◆ Dataset extract:
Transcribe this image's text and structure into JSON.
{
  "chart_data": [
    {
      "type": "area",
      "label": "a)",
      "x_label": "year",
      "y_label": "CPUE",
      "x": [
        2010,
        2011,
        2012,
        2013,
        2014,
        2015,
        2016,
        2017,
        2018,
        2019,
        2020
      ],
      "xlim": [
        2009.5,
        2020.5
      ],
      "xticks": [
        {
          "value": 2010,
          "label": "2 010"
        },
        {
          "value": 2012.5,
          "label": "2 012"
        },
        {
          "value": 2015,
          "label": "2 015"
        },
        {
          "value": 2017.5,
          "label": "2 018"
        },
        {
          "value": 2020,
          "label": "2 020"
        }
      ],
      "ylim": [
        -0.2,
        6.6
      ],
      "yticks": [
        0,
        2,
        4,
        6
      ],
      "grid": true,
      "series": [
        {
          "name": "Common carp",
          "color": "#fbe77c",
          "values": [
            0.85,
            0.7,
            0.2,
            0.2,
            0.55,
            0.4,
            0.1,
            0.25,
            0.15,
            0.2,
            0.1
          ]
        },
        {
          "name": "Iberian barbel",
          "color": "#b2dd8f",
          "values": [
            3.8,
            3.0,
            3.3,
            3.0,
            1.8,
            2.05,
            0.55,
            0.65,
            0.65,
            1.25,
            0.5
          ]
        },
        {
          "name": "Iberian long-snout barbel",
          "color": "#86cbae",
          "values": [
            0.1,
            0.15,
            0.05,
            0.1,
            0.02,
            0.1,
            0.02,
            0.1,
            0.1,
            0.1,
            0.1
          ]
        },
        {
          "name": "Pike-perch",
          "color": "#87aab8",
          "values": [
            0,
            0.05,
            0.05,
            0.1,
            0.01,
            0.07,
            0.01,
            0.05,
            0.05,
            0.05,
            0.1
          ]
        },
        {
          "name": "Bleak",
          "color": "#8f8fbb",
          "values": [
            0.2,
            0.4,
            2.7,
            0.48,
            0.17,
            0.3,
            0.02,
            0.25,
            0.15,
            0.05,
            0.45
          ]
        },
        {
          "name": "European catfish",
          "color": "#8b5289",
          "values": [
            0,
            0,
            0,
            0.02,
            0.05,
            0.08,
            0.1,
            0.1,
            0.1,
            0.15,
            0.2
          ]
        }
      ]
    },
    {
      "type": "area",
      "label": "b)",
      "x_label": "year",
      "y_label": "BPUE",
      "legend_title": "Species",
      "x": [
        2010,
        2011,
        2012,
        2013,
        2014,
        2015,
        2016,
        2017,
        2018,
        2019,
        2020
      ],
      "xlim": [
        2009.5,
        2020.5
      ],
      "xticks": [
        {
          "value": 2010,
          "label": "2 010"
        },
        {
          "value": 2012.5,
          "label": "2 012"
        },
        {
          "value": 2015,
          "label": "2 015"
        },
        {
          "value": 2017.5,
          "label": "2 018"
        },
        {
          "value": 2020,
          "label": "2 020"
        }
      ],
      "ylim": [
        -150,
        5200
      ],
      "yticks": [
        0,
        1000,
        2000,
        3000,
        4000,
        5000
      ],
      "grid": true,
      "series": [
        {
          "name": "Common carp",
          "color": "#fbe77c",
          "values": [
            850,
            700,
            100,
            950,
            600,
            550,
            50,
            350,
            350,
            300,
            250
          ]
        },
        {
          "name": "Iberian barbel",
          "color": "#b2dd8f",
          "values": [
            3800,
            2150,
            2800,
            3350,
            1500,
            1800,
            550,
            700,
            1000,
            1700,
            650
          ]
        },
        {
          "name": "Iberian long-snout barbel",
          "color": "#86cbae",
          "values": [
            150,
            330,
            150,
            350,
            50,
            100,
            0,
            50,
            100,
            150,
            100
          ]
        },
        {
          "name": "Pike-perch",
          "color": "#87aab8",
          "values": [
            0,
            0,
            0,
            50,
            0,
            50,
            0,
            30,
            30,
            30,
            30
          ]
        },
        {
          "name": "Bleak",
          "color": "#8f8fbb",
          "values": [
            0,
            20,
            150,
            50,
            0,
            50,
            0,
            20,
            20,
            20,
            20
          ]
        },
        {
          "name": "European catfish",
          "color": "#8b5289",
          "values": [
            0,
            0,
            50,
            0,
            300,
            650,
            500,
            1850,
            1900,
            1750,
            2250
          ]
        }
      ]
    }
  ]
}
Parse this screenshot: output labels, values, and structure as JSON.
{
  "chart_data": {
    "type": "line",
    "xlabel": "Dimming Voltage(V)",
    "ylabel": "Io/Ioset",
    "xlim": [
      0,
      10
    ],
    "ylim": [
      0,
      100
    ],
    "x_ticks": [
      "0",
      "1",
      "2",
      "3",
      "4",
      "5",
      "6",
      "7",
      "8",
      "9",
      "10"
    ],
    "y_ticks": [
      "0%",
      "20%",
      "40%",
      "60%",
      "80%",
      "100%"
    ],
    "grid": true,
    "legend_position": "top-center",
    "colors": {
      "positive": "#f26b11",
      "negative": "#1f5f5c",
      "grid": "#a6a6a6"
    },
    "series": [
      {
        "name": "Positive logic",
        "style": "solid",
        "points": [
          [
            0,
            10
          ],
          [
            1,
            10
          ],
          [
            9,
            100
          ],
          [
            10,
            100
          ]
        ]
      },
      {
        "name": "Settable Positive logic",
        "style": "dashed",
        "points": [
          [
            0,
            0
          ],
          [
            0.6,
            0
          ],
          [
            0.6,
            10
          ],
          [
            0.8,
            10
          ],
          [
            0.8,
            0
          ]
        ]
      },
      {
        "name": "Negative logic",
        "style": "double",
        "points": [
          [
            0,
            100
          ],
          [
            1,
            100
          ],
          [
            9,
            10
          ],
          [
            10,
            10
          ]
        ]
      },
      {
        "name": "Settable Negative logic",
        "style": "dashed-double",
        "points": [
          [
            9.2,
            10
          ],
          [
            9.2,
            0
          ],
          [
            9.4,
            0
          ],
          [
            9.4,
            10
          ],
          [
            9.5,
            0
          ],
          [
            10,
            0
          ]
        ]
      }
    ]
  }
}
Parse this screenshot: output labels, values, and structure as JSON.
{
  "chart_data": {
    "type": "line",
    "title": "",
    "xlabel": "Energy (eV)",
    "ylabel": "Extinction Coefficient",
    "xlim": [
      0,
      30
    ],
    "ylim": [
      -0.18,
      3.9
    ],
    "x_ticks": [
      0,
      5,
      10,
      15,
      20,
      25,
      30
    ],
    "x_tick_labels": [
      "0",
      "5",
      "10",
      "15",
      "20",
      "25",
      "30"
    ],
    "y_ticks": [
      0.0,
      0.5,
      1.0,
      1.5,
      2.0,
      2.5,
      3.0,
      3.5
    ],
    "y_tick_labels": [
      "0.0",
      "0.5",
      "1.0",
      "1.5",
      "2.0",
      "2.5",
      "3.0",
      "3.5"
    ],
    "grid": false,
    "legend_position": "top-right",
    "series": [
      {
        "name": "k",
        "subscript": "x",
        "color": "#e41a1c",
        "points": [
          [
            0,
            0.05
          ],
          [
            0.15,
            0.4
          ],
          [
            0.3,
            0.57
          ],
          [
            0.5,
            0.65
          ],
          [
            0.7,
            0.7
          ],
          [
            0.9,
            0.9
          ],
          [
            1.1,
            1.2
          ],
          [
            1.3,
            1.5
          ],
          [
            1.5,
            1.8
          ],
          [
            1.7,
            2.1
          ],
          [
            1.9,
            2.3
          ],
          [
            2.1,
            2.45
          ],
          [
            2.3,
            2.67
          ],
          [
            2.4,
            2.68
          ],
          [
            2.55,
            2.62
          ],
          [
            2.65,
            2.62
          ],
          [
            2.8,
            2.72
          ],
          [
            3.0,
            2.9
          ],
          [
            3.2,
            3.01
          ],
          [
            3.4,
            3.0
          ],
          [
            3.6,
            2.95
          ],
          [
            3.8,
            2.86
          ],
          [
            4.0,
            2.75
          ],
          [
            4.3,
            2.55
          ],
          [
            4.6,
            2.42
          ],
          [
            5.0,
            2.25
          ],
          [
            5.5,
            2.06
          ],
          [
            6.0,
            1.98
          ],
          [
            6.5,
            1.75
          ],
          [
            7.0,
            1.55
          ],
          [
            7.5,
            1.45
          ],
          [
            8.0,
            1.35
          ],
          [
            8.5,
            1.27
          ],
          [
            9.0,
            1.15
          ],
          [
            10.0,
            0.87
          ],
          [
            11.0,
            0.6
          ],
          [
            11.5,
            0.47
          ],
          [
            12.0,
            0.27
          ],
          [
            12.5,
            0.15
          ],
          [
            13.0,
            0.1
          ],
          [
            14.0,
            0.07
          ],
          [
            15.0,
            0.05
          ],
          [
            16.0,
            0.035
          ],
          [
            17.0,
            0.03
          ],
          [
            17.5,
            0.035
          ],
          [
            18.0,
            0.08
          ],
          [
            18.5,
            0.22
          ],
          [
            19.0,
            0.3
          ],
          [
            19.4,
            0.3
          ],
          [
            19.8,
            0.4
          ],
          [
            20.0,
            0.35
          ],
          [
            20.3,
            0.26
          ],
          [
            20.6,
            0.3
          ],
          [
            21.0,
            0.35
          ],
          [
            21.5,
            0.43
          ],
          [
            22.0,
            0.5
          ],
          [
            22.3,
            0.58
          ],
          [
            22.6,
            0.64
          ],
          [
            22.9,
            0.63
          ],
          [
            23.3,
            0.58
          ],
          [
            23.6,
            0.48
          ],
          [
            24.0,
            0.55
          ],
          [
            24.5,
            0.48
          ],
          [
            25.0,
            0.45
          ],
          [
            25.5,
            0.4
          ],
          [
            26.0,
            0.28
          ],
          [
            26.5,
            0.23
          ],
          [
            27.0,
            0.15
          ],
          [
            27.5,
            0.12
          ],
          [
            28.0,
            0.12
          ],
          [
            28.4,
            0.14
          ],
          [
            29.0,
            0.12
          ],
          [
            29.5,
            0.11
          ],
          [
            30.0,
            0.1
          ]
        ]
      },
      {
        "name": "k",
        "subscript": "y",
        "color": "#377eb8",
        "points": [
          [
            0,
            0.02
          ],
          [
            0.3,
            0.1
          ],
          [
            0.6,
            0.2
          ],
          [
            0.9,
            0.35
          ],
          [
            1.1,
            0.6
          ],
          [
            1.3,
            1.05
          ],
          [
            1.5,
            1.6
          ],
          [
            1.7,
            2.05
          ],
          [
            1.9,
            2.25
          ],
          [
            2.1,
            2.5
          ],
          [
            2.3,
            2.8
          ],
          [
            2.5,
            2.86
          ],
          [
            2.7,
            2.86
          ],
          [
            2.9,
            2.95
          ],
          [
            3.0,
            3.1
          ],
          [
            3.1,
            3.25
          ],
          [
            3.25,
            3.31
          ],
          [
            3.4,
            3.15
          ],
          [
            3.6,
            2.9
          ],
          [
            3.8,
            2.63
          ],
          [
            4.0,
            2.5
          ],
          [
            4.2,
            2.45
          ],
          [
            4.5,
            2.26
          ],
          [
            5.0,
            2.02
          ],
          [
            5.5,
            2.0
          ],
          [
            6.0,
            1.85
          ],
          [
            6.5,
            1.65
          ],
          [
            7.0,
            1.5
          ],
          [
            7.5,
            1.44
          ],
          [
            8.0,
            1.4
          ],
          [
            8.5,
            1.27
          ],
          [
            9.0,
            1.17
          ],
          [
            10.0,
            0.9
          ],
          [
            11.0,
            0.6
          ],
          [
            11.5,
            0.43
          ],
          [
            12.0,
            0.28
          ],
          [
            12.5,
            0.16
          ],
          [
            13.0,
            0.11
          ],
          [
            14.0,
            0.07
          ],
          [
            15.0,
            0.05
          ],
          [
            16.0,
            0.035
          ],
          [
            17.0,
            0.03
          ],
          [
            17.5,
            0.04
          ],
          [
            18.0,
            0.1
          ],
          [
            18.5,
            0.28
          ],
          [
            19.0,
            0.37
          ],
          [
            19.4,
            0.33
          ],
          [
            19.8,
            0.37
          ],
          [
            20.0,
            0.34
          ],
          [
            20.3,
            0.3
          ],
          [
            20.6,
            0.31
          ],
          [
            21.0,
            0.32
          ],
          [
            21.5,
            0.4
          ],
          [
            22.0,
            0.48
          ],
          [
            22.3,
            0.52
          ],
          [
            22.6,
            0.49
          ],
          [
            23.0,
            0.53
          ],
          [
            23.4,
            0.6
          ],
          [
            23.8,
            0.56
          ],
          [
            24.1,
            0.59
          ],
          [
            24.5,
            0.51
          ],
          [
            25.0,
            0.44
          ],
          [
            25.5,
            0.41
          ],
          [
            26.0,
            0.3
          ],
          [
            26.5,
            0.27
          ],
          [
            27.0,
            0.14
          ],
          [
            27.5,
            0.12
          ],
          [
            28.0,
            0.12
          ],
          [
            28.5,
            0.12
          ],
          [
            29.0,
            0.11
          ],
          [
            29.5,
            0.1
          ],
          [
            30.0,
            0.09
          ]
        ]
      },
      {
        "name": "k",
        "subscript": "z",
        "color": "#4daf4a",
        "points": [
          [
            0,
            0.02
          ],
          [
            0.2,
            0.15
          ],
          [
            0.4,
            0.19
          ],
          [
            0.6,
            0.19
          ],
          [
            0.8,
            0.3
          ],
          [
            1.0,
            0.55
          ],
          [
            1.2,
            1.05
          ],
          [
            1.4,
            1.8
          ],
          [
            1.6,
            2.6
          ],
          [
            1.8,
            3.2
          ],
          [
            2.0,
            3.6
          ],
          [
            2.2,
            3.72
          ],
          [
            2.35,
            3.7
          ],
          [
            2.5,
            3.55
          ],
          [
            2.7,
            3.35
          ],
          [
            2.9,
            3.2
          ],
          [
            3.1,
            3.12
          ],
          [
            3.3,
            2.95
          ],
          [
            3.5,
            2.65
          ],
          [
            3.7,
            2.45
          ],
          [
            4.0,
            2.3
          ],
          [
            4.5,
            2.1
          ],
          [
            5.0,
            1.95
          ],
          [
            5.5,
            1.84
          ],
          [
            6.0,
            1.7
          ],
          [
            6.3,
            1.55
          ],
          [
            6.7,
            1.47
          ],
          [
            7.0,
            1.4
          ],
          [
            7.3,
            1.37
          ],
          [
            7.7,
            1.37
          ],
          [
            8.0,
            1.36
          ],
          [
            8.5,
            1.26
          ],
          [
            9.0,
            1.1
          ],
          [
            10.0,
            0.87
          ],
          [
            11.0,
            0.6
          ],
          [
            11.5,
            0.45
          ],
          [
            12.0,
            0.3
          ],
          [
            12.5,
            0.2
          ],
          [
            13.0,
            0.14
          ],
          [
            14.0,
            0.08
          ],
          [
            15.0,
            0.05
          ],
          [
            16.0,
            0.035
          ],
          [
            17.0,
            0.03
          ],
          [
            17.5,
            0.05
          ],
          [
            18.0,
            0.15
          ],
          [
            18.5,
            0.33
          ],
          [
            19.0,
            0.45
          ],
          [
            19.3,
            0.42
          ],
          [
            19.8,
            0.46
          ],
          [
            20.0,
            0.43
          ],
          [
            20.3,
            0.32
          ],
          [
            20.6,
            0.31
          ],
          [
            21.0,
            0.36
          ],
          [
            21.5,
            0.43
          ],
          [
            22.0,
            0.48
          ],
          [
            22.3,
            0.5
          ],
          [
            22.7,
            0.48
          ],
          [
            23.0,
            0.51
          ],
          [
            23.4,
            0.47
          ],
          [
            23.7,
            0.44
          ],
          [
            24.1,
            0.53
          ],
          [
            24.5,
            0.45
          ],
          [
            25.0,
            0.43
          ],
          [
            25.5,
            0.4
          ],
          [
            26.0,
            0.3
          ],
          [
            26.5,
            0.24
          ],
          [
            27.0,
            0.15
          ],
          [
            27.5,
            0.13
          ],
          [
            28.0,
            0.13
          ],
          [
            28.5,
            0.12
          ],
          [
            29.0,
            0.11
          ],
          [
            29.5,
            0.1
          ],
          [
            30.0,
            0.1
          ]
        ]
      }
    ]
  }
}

◆ Problem details: Locate the word "style" in the data above. Copy every line carrying it.

◆ Task response:
        "style": "solid",
        "style": "dashed",
        "style": "double",
        "style": "dashed-double",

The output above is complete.